** START **

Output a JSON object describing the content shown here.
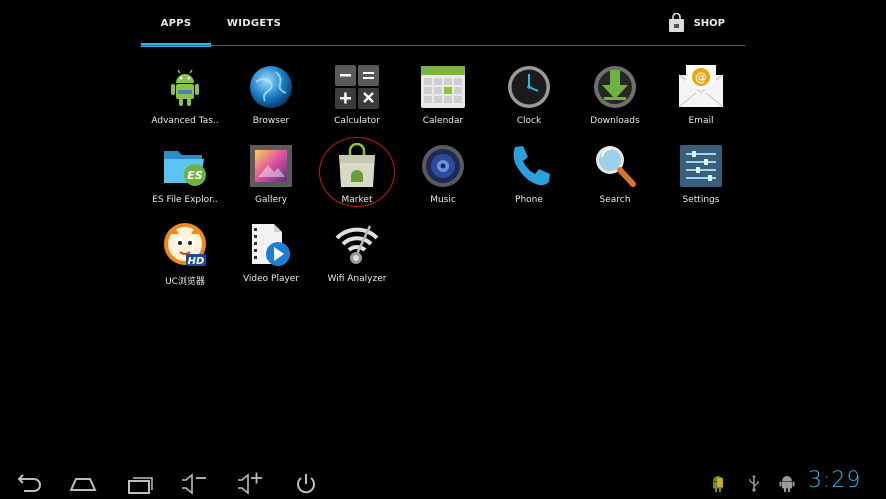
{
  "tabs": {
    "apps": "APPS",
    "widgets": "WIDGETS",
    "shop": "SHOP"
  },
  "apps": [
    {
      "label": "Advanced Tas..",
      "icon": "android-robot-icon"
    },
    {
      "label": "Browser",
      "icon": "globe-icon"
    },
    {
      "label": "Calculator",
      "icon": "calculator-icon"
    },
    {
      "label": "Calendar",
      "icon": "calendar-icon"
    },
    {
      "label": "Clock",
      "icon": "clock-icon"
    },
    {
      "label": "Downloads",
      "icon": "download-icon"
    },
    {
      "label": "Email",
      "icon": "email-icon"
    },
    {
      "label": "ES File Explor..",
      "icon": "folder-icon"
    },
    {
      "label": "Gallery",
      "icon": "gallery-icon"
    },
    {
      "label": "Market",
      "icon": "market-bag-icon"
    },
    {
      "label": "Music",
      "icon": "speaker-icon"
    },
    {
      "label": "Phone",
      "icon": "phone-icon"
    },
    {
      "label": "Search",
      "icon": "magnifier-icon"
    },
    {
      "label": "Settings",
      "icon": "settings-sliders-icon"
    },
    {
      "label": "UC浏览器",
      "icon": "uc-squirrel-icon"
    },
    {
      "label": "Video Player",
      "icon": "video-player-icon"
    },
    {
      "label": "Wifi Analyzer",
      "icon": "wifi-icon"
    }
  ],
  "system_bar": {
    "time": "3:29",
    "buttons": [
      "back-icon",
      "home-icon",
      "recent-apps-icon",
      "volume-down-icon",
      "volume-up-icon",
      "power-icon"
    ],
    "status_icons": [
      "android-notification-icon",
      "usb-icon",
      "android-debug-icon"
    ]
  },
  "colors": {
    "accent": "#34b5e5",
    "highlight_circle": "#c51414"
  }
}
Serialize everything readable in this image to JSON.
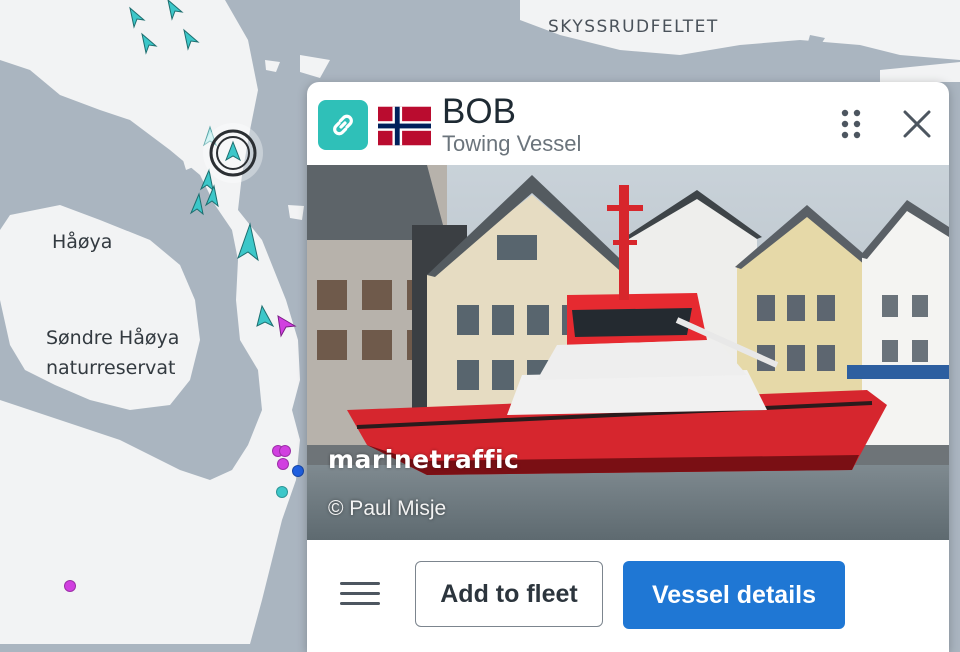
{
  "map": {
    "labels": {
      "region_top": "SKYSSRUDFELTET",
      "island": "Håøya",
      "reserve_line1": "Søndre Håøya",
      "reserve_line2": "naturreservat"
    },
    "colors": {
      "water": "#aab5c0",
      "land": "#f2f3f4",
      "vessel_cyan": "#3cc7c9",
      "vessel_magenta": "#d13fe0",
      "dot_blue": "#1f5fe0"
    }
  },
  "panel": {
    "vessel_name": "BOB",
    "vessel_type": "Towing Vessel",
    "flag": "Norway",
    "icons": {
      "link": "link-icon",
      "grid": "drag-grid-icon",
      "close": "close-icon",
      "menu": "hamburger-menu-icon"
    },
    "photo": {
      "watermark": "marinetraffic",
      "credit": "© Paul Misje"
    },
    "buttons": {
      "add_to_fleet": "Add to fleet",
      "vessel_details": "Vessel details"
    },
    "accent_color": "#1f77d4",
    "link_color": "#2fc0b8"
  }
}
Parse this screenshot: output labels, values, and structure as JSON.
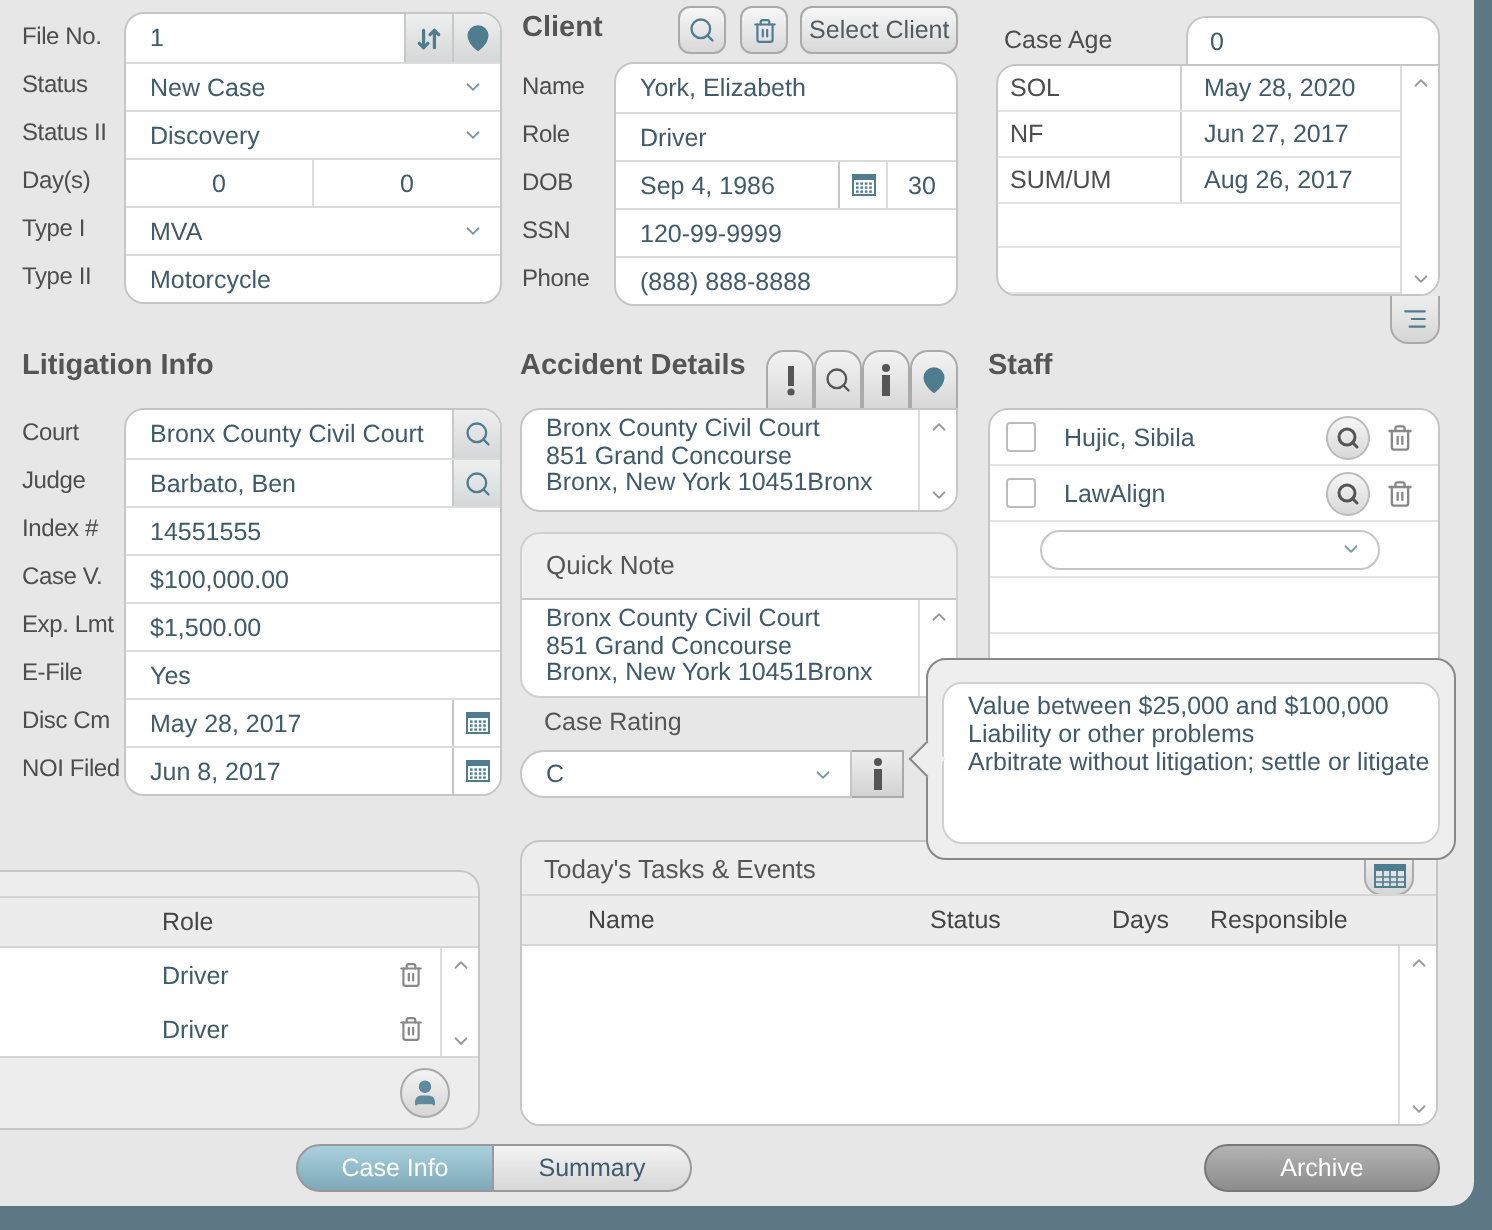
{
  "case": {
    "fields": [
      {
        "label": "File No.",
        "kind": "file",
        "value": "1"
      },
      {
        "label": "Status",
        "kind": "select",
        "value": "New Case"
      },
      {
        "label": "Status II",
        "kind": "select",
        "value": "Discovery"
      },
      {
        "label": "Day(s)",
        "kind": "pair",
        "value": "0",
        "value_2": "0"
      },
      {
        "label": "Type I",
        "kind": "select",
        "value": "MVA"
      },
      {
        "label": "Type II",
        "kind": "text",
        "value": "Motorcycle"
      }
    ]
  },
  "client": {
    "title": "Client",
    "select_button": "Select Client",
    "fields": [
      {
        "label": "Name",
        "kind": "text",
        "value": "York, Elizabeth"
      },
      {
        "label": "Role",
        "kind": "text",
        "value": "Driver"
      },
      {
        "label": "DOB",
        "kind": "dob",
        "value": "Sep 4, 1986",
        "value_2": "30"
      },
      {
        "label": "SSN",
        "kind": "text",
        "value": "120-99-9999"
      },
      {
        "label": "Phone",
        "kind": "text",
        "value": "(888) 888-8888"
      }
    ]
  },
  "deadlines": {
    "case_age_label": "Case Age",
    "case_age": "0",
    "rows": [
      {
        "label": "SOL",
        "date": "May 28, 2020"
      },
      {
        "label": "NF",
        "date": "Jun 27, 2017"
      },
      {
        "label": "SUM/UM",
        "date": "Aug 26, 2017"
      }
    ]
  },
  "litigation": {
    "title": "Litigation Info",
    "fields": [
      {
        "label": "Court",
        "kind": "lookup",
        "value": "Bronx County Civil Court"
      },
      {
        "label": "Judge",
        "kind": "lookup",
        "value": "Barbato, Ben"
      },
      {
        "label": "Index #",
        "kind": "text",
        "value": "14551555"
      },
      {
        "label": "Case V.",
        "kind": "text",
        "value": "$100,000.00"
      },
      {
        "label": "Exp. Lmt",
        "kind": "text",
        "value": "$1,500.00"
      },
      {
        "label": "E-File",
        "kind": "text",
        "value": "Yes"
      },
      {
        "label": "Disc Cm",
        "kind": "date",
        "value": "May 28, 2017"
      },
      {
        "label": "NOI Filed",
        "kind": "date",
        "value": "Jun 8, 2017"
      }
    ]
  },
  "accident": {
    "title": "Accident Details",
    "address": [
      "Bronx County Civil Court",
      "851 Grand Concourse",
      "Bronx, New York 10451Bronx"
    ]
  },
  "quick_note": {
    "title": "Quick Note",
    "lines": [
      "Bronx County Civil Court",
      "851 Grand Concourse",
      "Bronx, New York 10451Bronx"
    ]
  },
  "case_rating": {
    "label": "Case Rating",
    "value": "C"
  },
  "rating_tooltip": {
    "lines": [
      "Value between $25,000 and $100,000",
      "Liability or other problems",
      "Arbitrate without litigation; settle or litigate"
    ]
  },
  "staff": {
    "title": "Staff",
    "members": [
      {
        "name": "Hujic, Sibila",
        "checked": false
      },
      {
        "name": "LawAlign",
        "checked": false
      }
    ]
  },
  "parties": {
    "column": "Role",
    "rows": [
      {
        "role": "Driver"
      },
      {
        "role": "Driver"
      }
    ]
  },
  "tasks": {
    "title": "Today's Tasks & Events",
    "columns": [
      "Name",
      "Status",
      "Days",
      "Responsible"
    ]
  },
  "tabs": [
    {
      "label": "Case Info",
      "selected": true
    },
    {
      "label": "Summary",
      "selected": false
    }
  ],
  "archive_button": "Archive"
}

** END **
** START **

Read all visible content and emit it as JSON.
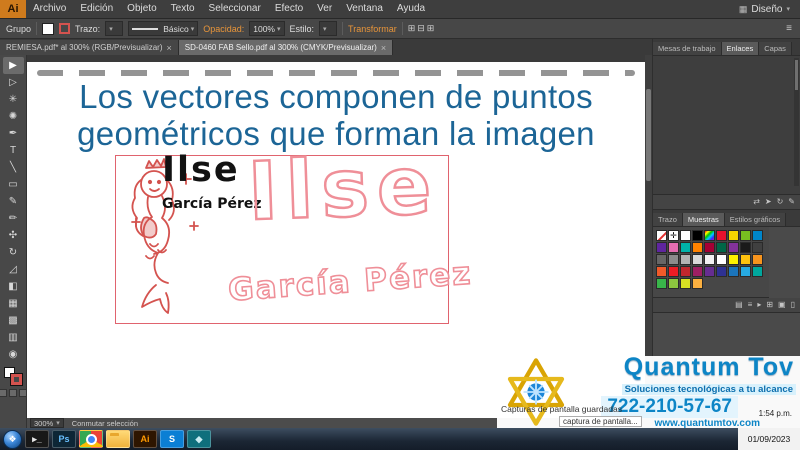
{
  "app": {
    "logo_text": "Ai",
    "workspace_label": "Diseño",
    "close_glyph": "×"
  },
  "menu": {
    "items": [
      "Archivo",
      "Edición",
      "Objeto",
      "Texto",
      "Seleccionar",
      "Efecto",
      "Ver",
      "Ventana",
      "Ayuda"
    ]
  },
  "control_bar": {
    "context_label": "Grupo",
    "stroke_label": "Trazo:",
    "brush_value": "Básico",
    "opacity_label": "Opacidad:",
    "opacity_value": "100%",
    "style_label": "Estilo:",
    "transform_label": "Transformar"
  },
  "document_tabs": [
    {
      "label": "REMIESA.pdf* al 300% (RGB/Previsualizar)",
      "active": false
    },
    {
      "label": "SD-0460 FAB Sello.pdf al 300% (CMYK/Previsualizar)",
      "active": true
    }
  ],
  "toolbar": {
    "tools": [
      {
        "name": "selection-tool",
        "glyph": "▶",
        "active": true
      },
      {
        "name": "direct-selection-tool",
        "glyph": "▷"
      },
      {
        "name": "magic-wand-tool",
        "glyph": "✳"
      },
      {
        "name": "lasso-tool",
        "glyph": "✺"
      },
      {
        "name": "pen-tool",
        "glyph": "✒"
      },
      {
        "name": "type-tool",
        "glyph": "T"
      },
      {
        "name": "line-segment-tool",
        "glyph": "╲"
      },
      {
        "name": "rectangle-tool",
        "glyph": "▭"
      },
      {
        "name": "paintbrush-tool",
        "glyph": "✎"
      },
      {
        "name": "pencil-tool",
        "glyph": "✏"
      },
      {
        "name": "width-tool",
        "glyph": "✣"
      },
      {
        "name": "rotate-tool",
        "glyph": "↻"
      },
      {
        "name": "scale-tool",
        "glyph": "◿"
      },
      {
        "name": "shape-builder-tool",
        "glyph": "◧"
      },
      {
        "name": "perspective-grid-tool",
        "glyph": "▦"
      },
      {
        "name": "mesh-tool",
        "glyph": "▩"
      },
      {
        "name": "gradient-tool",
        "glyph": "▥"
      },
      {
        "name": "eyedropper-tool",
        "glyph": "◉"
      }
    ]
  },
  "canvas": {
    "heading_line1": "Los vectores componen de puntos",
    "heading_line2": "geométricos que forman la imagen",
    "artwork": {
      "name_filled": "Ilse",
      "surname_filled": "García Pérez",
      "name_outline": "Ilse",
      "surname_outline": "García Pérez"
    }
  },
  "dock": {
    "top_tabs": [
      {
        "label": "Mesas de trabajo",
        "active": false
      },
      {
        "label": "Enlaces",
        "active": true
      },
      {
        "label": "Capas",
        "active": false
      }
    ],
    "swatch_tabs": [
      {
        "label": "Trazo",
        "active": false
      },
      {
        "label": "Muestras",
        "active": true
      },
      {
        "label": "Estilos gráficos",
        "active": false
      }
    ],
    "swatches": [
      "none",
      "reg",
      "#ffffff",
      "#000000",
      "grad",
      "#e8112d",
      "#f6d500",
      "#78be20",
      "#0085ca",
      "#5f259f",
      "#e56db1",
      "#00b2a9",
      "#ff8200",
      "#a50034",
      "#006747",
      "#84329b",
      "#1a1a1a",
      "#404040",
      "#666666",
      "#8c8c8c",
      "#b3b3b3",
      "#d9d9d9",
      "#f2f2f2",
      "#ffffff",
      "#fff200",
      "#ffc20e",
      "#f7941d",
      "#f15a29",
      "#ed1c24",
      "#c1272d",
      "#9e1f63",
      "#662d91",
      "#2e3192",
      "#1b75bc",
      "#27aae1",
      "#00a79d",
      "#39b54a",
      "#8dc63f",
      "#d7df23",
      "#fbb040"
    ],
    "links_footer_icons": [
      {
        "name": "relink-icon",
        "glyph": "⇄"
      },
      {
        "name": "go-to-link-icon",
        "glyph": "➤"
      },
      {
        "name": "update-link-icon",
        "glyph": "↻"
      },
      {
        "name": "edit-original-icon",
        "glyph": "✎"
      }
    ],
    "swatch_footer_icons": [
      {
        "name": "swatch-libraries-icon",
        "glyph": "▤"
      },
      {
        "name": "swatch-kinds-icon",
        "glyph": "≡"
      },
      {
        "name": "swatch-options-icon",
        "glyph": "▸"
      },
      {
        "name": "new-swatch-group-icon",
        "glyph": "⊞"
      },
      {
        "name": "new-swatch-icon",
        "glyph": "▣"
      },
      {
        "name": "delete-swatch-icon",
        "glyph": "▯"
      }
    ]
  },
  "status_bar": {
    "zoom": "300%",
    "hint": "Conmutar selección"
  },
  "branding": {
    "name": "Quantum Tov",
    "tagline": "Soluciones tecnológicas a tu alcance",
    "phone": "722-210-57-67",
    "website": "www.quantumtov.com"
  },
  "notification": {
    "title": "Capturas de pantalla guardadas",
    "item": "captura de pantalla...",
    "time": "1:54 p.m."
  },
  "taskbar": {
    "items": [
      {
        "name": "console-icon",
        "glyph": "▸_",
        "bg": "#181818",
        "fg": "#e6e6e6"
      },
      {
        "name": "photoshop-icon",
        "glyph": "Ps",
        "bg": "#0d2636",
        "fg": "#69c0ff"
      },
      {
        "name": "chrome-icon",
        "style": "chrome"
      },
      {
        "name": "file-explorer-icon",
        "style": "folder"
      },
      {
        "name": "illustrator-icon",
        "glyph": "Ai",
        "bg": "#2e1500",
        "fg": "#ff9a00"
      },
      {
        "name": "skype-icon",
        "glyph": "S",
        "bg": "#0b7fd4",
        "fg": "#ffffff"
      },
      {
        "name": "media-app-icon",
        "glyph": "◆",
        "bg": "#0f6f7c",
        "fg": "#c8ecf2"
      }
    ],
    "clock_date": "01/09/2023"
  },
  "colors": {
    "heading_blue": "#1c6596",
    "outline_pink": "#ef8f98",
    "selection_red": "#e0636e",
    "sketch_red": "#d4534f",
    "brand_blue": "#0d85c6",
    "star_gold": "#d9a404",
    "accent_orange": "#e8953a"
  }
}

** END **

◆ INSTRUCTIONS TO FOLLOW ◆
Search the lines above for the string "Håøya", then show every one that has it.

◆ SOLUTION FOR THIS TASK ◆
      "island": "Håøya",
      "reserve_line1": "Søndre Håøya",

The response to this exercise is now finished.